— start —

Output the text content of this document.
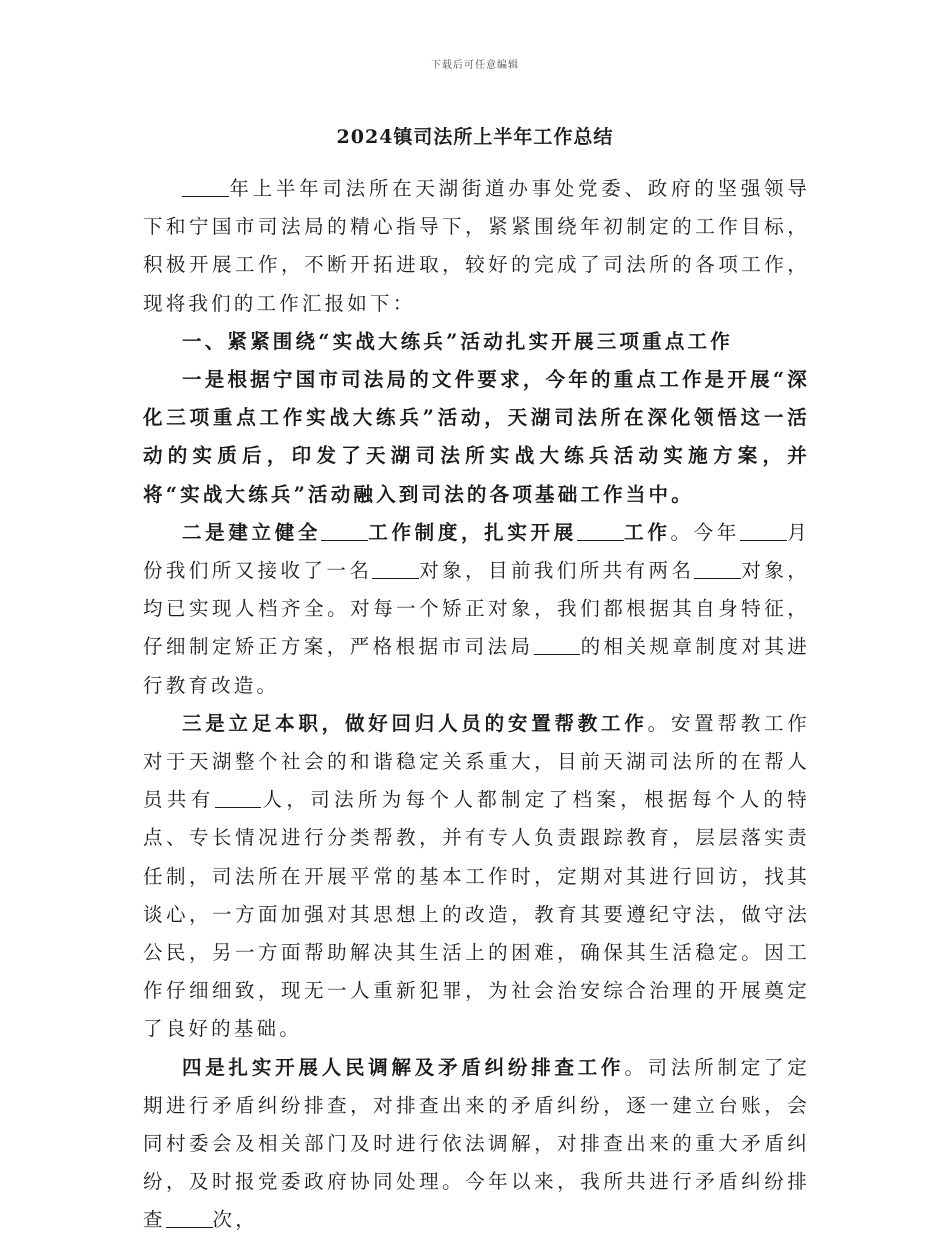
下载后可任意编辑
2024镇司法所上半年工作总结

年上半年司法所在天湖街道办事处党委、政府的坚强领导下和宁国市司法局的精心指导下，紧紧围绕年初制定的工作目标，积极开展工作，不断开拓进取，较好的完成了司法所的各项工作，现将我们的工作汇报如下：

一、紧紧围绕“实战大练兵”活动扎实开展三项重点工作

一是根据宁国市司法局的文件要求，今年的重点工作是开展“深化三项重点工作实战大练兵”活动，天湖司法所在深化领悟这一活动的实质后，印发了天湖司法所实战大练兵活动实施方案，并将“实战大练兵”活动融入到司法的各项基础工作当中。

二是建立健全 工作制度，扎实开展 工作。今年 月份我们所又接收了一名 对象，目前我们所共有两名 对象，均已实现人档齐全。对每一个矫正对象，我们都根据其自身特征，仔细制定矫正方案，严格根据市司法局 的相关规章制度对其进行教育改造。

三是立足本职，做好回归人员的安置帮教工作。安置帮教工作对于天湖整个社会的和谐稳定关系重大，目前天湖司法所的在帮人员共有 人，司法所为每个人都制定了档案，根据每个人的特点、专长情况进行分类帮教，并有专人负责跟踪教育，层层落实责任制，司法所在开展平常的基本工作时，定期对其进行回访，找其谈心，一方面加强对其思想上的改造，教育其要遵纪守法，做守法公民，另一方面帮助解决其生活上的困难，确保其生活稳定。因工作仔细细致，现无一人重新犯罪，为社会治安综合治理的开展奠定了良好的基础。

四是扎实开展人民调解及矛盾纠纷排查工作。司法所制定了定期进行矛盾纠纷排查，对排查出来的矛盾纠纷，逐一建立台账，会同村委会及相关部门及时进行依法调解，对排查出来的重大矛盾纠纷，及时报党委政府协同处理。今年以来，我所共进行矛盾纠纷排查 次，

— end —

__EXERCISE OBJECTIVE__: Keep the pictures out of the copy and return the rest of the data above exactly.

__ANSWER TO THIS TASK__:
Output the text content of this document.
下载后可任意编辑
2024镇司法所上半年工作总结

年上半年司法所在天湖街道办事处党委、政府的坚强领导下和宁国市司法局的精心指导下，紧紧围绕年初制定的工作目标，积极开展工作，不断开拓进取，较好的完成了司法所的各项工作，现将我们的工作汇报如下：

一、紧紧围绕“实战大练兵”活动扎实开展三项重点工作

一是根据宁国市司法局的文件要求，今年的重点工作是开展“深化三项重点工作实战大练兵”活动，天湖司法所在深化领悟这一活动的实质后，印发了天湖司法所实战大练兵活动实施方案，并将“实战大练兵”活动融入到司法的各项基础工作当中。

二是建立健全 工作制度，扎实开展 工作。今年 月份我们所又接收了一名 对象，目前我们所共有两名 对象，均已实现人档齐全。对每一个矫正对象，我们都根据其自身特征，仔细制定矫正方案，严格根据市司法局 的相关规章制度对其进行教育改造。

三是立足本职，做好回归人员的安置帮教工作。安置帮教工作对于天湖整个社会的和谐稳定关系重大，目前天湖司法所的在帮人员共有 人，司法所为每个人都制定了档案，根据每个人的特点、专长情况进行分类帮教，并有专人负责跟踪教育，层层落实责任制，司法所在开展平常的基本工作时，定期对其进行回访，找其谈心，一方面加强对其思想上的改造，教育其要遵纪守法，做守法公民，另一方面帮助解决其生活上的困难，确保其生活稳定。因工作仔细细致，现无一人重新犯罪，为社会治安综合治理的开展奠定了良好的基础。

四是扎实开展人民调解及矛盾纠纷排查工作。司法所制定了定期进行矛盾纠纷排查，对排查出来的矛盾纠纷，逐一建立台账，会同村委会及相关部门及时进行依法调解，对排查出来的重大矛盾纠纷，及时报党委政府协同处理。今年以来，我所共进行矛盾纠纷排查 次，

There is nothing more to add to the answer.